- [The task]
The listing below should be printed exactly, every line of it. Skip the pictures.

- [The records]
## begin
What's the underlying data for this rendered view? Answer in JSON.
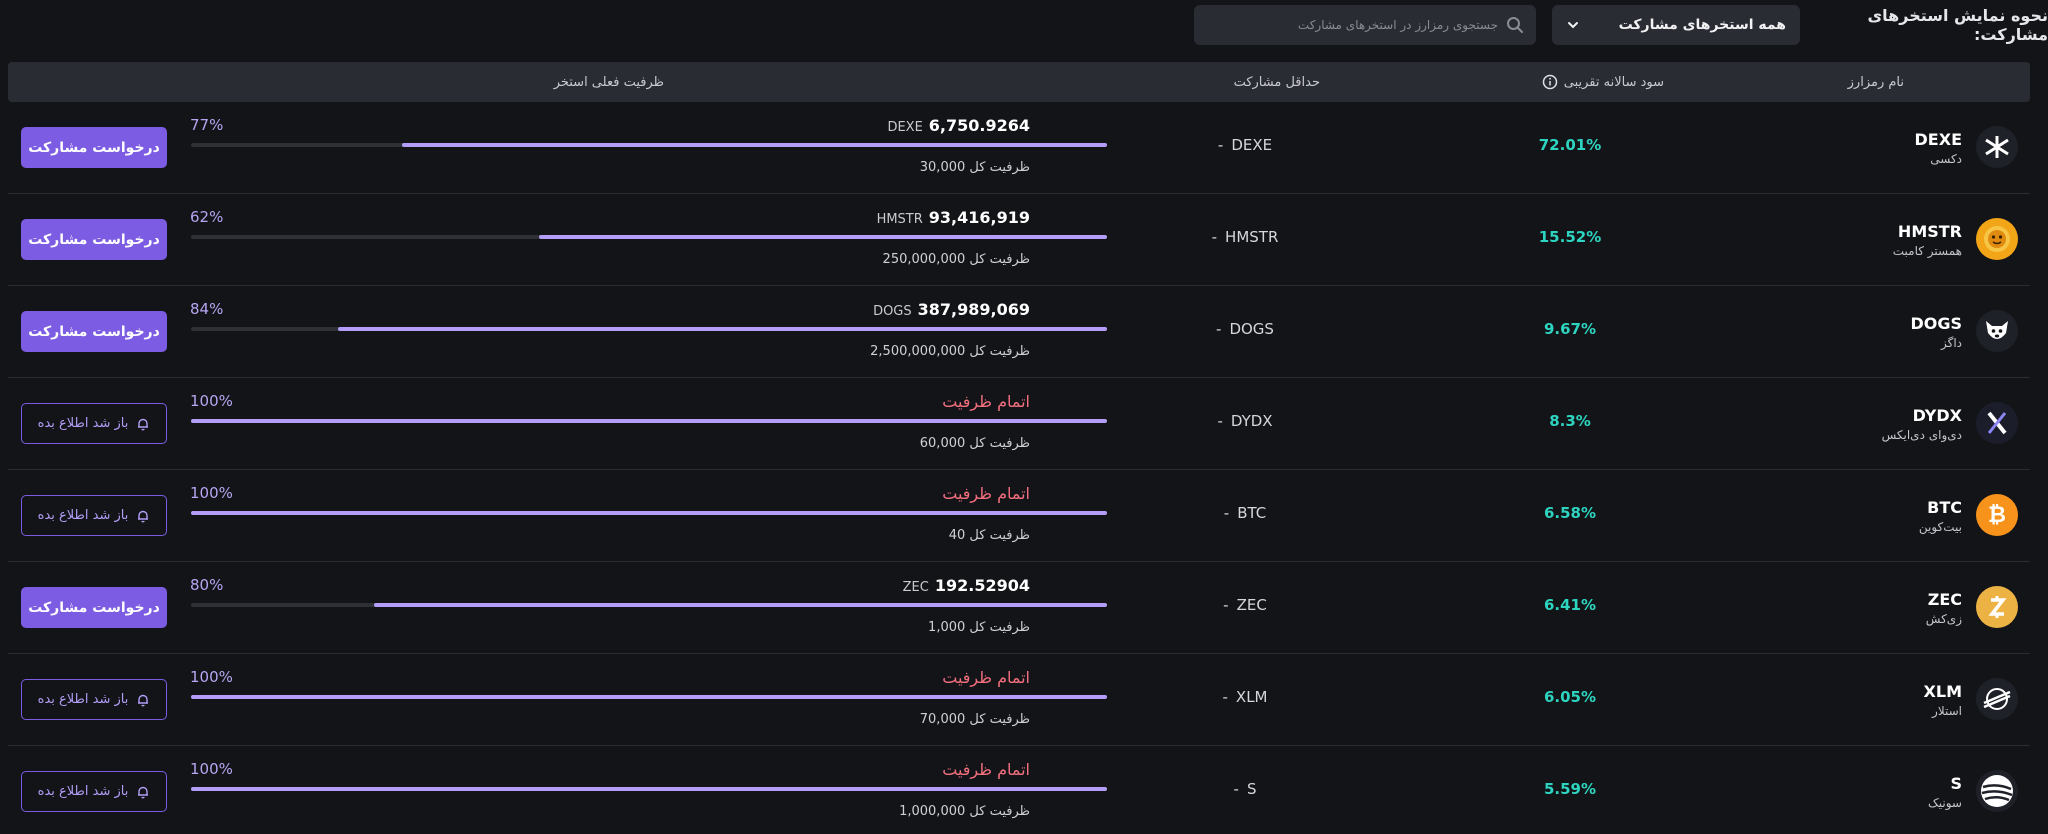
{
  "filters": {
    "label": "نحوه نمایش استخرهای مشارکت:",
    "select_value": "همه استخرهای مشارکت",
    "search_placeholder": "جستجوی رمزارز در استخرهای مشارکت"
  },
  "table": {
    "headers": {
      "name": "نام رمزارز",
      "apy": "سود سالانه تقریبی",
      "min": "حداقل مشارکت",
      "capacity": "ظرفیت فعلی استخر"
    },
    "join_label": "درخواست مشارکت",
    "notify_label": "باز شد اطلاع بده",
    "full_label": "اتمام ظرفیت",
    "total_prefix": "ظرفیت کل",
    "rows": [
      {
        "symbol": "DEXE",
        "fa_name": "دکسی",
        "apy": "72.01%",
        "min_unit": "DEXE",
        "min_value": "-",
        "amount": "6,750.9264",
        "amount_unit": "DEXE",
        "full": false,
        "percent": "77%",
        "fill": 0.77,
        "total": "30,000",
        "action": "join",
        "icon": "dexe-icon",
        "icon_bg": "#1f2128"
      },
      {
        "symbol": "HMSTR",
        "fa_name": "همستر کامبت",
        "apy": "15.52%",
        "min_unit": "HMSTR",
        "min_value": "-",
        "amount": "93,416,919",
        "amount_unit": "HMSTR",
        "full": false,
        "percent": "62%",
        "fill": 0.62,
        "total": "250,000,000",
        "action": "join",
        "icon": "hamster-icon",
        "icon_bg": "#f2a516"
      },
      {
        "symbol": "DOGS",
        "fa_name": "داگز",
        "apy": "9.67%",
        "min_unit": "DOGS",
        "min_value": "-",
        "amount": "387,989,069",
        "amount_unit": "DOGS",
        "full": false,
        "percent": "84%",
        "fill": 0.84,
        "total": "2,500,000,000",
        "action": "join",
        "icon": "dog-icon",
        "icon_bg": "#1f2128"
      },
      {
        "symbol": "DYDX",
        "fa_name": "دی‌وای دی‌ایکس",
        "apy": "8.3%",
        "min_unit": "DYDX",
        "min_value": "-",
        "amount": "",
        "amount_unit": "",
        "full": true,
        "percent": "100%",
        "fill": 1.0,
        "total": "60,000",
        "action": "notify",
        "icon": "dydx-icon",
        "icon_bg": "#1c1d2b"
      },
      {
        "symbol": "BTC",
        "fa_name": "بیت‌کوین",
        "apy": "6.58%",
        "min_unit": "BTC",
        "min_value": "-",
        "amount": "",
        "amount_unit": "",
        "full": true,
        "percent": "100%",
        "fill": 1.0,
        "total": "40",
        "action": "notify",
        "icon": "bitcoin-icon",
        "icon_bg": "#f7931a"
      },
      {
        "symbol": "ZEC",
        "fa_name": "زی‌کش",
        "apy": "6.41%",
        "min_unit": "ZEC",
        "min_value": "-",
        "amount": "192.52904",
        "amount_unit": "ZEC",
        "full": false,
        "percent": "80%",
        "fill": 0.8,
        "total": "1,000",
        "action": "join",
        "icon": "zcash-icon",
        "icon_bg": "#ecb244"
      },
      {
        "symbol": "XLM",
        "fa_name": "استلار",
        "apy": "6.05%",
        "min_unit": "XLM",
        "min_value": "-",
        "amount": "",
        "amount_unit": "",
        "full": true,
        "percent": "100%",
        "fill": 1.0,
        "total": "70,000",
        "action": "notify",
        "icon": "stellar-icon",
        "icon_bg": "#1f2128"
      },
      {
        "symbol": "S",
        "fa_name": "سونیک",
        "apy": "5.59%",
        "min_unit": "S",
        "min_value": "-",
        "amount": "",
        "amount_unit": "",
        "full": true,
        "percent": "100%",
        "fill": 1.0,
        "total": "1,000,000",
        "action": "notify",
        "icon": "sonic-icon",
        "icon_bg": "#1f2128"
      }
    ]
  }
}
## end
- [Expected answer]
What's the underlying data for this rendered view? Answer in JSON.
{
  "filters": {
    "label": "نحوه نمایش استخرهای مشارکت:",
    "select_value": "همه استخرهای مشارکت",
    "search_placeholder": "جستجوی رمزارز در استخرهای مشارکت"
  },
  "table": {
    "headers": {
      "name": "نام رمزارز",
      "apy": "سود سالانه تقریبی",
      "min": "حداقل مشارکت",
      "capacity": "ظرفیت فعلی استخر"
    },
    "join_label": "درخواست مشارکت",
    "notify_label": "باز شد اطلاع بده",
    "full_label": "اتمام ظرفیت",
    "total_prefix": "ظرفیت کل",
    "rows": [
      {
        "symbol": "DEXE",
        "fa_name": "دکسی",
        "apy": "72.01%",
        "min_unit": "DEXE",
        "min_value": "-",
        "amount": "6,750.9264",
        "amount_unit": "DEXE",
        "full": false,
        "percent": "77%",
        "fill": 0.77,
        "total": "30,000",
        "action": "join",
        "icon": "dexe-icon",
        "icon_bg": "#1f2128"
      },
      {
        "symbol": "HMSTR",
        "fa_name": "همستر کامبت",
        "apy": "15.52%",
        "min_unit": "HMSTR",
        "min_value": "-",
        "amount": "93,416,919",
        "amount_unit": "HMSTR",
        "full": false,
        "percent": "62%",
        "fill": 0.62,
        "total": "250,000,000",
        "action": "join",
        "icon": "hamster-icon",
        "icon_bg": "#f2a516"
      },
      {
        "symbol": "DOGS",
        "fa_name": "داگز",
        "apy": "9.67%",
        "min_unit": "DOGS",
        "min_value": "-",
        "amount": "387,989,069",
        "amount_unit": "DOGS",
        "full": false,
        "percent": "84%",
        "fill": 0.84,
        "total": "2,500,000,000",
        "action": "join",
        "icon": "dog-icon",
        "icon_bg": "#1f2128"
      },
      {
        "symbol": "DYDX",
        "fa_name": "دی‌وای دی‌ایکس",
        "apy": "8.3%",
        "min_unit": "DYDX",
        "min_value": "-",
        "amount": "",
        "amount_unit": "",
        "full": true,
        "percent": "100%",
        "fill": 1.0,
        "total": "60,000",
        "action": "notify",
        "icon": "dydx-icon",
        "icon_bg": "#1c1d2b"
      },
      {
        "symbol": "BTC",
        "fa_name": "بیت‌کوین",
        "apy": "6.58%",
        "min_unit": "BTC",
        "min_value": "-",
        "amount": "",
        "amount_unit": "",
        "full": true,
        "percent": "100%",
        "fill": 1.0,
        "total": "40",
        "action": "notify",
        "icon": "bitcoin-icon",
        "icon_bg": "#f7931a"
      },
      {
        "symbol": "ZEC",
        "fa_name": "زی‌کش",
        "apy": "6.41%",
        "min_unit": "ZEC",
        "min_value": "-",
        "amount": "192.52904",
        "amount_unit": "ZEC",
        "full": false,
        "percent": "80%",
        "fill": 0.8,
        "total": "1,000",
        "action": "join",
        "icon": "zcash-icon",
        "icon_bg": "#ecb244"
      },
      {
        "symbol": "XLM",
        "fa_name": "استلار",
        "apy": "6.05%",
        "min_unit": "XLM",
        "min_value": "-",
        "amount": "",
        "amount_unit": "",
        "full": true,
        "percent": "100%",
        "fill": 1.0,
        "total": "70,000",
        "action": "notify",
        "icon": "stellar-icon",
        "icon_bg": "#1f2128"
      },
      {
        "symbol": "S",
        "fa_name": "سونیک",
        "apy": "5.59%",
        "min_unit": "S",
        "min_value": "-",
        "amount": "",
        "amount_unit": "",
        "full": true,
        "percent": "100%",
        "fill": 1.0,
        "total": "1,000,000",
        "action": "notify",
        "icon": "sonic-icon",
        "icon_bg": "#1f2128"
      }
    ]
  }
}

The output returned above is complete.